Pick out and copy every line below that has the word "Cultures".

*** Raw records

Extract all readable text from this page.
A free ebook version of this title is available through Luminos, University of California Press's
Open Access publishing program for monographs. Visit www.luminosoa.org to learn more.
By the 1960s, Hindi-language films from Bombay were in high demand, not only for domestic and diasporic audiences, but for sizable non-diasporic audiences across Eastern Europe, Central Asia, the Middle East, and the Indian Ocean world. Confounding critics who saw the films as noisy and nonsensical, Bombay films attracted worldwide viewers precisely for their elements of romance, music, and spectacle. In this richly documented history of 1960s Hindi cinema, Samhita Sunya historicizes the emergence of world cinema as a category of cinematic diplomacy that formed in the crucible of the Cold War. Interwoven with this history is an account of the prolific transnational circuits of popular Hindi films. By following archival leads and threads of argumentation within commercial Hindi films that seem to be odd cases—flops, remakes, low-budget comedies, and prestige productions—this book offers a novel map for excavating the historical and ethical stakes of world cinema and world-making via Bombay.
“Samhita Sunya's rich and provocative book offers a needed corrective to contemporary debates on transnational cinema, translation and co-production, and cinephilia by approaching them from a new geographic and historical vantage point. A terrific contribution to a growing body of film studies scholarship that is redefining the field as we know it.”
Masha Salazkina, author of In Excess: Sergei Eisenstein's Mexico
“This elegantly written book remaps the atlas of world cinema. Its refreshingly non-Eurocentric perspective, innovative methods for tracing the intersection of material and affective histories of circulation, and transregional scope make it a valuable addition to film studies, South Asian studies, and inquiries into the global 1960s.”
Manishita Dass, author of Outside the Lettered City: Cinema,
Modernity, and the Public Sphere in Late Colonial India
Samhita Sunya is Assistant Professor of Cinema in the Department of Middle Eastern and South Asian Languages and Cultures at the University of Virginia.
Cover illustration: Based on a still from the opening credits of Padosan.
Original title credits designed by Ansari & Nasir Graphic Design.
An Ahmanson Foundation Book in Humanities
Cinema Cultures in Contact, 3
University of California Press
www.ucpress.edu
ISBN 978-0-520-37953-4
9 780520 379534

******

Worked answer →
Samhita Sunya is Assistant Professor of Cinema in the Department of Middle Eastern and South Asian Languages and Cultures at the University of Virginia.
Cinema Cultures in Contact, 3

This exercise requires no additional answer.